RECORDS FOR THIS EXERCISE:
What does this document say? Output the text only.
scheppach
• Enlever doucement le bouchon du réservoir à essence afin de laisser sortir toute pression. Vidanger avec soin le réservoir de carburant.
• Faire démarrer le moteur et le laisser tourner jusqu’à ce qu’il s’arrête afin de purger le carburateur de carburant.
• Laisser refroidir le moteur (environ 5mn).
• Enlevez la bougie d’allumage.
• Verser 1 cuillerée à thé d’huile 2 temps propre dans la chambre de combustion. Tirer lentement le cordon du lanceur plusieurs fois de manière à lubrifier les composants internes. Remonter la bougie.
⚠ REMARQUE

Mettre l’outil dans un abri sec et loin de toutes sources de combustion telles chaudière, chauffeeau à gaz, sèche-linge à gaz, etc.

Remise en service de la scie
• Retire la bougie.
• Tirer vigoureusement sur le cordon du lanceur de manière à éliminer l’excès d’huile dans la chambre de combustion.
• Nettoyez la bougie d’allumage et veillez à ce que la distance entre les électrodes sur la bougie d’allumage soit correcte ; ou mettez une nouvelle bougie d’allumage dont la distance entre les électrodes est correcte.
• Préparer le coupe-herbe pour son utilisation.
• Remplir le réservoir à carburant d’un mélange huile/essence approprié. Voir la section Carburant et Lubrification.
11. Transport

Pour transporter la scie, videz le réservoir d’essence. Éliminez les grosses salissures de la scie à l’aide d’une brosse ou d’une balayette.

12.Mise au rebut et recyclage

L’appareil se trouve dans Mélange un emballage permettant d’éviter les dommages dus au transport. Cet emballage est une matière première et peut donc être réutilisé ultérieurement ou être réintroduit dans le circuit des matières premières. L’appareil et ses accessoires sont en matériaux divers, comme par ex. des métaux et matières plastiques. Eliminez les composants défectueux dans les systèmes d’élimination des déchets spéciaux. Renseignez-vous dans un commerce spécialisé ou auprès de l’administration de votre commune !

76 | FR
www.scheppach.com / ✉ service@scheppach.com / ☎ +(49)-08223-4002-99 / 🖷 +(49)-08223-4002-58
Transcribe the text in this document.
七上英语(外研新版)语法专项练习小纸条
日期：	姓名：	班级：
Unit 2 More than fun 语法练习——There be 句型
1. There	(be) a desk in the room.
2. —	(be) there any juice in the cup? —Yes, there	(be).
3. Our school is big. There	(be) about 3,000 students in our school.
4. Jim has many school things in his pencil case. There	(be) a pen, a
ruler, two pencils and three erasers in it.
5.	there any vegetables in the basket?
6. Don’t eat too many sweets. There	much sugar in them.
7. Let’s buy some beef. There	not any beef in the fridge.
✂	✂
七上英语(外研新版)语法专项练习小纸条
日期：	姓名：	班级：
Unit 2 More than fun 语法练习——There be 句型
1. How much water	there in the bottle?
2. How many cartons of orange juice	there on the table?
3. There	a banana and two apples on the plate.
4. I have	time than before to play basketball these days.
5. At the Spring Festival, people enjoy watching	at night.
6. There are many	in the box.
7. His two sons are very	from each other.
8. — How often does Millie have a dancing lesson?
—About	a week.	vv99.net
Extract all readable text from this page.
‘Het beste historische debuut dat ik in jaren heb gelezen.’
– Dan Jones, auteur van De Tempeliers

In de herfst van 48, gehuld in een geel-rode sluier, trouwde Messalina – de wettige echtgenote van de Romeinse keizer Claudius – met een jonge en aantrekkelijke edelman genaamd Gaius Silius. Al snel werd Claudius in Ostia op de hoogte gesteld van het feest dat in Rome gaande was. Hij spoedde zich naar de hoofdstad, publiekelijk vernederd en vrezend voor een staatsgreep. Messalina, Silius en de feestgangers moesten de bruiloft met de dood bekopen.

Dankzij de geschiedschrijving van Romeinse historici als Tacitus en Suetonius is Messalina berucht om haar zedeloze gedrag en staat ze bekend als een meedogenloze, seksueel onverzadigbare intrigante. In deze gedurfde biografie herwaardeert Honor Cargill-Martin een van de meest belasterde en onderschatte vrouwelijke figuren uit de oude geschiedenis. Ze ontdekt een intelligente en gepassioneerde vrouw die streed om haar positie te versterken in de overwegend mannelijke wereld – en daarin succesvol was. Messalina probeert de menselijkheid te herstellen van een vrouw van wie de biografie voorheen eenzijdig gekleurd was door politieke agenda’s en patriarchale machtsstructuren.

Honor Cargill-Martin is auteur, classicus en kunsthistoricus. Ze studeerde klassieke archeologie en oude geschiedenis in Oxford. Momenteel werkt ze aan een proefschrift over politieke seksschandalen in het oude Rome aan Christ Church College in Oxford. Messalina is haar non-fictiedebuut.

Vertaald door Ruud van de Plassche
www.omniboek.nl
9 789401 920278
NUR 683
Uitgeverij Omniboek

WRITTEN INSTRUCTION:
Write out every record, exactly as written.

EXERCISE OUTPUT:
What does this document say? Output the text only.
scheppach
• Enlever doucement le bouchon du réservoir à essence afin de laisser sortir toute pression. Vidanger avec soin le réservoir de carburant.
• Faire démarrer le moteur et le laisser tourner jusqu’à ce qu’il s’arrête afin de purger le carburateur de carburant.
• Laisser refroidir le moteur (environ 5mn).
• Enlevez la bougie d’allumage.
• Verser 1 cuillerée à thé d’huile 2 temps propre dans la chambre de combustion. Tirer lentement le cordon du lanceur plusieurs fois de manière à lubrifier les composants internes. Remonter la bougie.
⚠ REMARQUE

Mettre l’outil dans un abri sec et loin de toutes sources de combustion telles chaudière, chauffeeau à gaz, sèche-linge à gaz, etc.

Remise en service de la scie
• Retire la bougie.
• Tirer vigoureusement sur le cordon du lanceur de manière à éliminer l’excès d’huile dans la chambre de combustion.
• Nettoyez la bougie d’allumage et veillez à ce que la distance entre les électrodes sur la bougie d’allumage soit correcte ; ou mettez une nouvelle bougie d’allumage dont la distance entre les électrodes est correcte.
• Préparer le coupe-herbe pour son utilisation.
• Remplir le réservoir à carburant d’un mélange huile/essence approprié. Voir la section Carburant et Lubrification.
11. Transport

Pour transporter la scie, videz le réservoir d’essence. Éliminez les grosses salissures de la scie à l’aide d’une brosse ou d’une balayette.

12.Mise au rebut et recyclage

L’appareil se trouve dans Mélange un emballage permettant d’éviter les dommages dus au transport. Cet emballage est une matière première et peut donc être réutilisé ultérieurement ou être réintroduit dans le circuit des matières premières. L’appareil et ses accessoires sont en matériaux divers, comme par ex. des métaux et matières plastiques. Eliminez les composants défectueux dans les systèmes d’élimination des déchets spéciaux. Renseignez-vous dans un commerce spécialisé ou auprès de l’administration de votre commune !

76 | FR
www.scheppach.com / ✉ service@scheppach.com / ☎ +(49)-08223-4002-99 / 🖷 +(49)-08223-4002-58
Transcribe the text in this document.
七上英语(外研新版)语法专项练习小纸条
日期：	姓名：	班级：
Unit 2 More than fun 语法练习——There be 句型
1. There	(be) a desk in the room.
2. —	(be) there any juice in the cup? —Yes, there	(be).
3. Our school is big. There	(be) about 3,000 students in our school.
4. Jim has many school things in his pencil case. There	(be) a pen, a
ruler, two pencils and three erasers in it.
5.	there any vegetables in the basket?
6. Don’t eat too many sweets. There	much sugar in them.
7. Let’s buy some beef. There	not any beef in the fridge.
✂	✂
七上英语(外研新版)语法专项练习小纸条
日期：	姓名：	班级：
Unit 2 More than fun 语法练习——There be 句型
1. How much water	there in the bottle?
2. How many cartons of orange juice	there on the table?
3. There	a banana and two apples on the plate.
4. I have	time than before to play basketball these days.
5. At the Spring Festival, people enjoy watching	at night.
6. There are many	in the box.
7. His two sons are very	from each other.
8. — How often does Millie have a dancing lesson?
—About	a week.	vv99.net
Extract all readable text from this page.
‘Het beste historische debuut dat ik in jaren heb gelezen.’
– Dan Jones, auteur van De Tempeliers

In de herfst van 48, gehuld in een geel-rode sluier, trouwde Messalina – de wettige echtgenote van de Romeinse keizer Claudius – met een jonge en aantrekkelijke edelman genaamd Gaius Silius. Al snel werd Claudius in Ostia op de hoogte gesteld van het feest dat in Rome gaande was. Hij spoedde zich naar de hoofdstad, publiekelijk vernederd en vrezend voor een staatsgreep. Messalina, Silius en de feestgangers moesten de bruiloft met de dood bekopen.

Dankzij de geschiedschrijving van Romeinse historici als Tacitus en Suetonius is Messalina berucht om haar zedeloze gedrag en staat ze bekend als een meedogenloze, seksueel onverzadigbare intrigante. In deze gedurfde biografie herwaardeert Honor Cargill-Martin een van de meest belasterde en onderschatte vrouwelijke figuren uit de oude geschiedenis. Ze ontdekt een intelligente en gepassioneerde vrouw die streed om haar positie te versterken in de overwegend mannelijke wereld – en daarin succesvol was. Messalina probeert de menselijkheid te herstellen van een vrouw van wie de biografie voorheen eenzijdig gekleurd was door politieke agenda’s en patriarchale machtsstructuren.

Honor Cargill-Martin is auteur, classicus en kunsthistoricus. Ze studeerde klassieke archeologie en oude geschiedenis in Oxford. Momenteel werkt ze aan een proefschrift over politieke seksschandalen in het oude Rome aan Christ Church College in Oxford. Messalina is haar non-fictiedebuut.

Vertaald door Ruud van de Plassche
www.omniboek.nl
9 789401 920278
NUR 683
Uitgeverij Omniboek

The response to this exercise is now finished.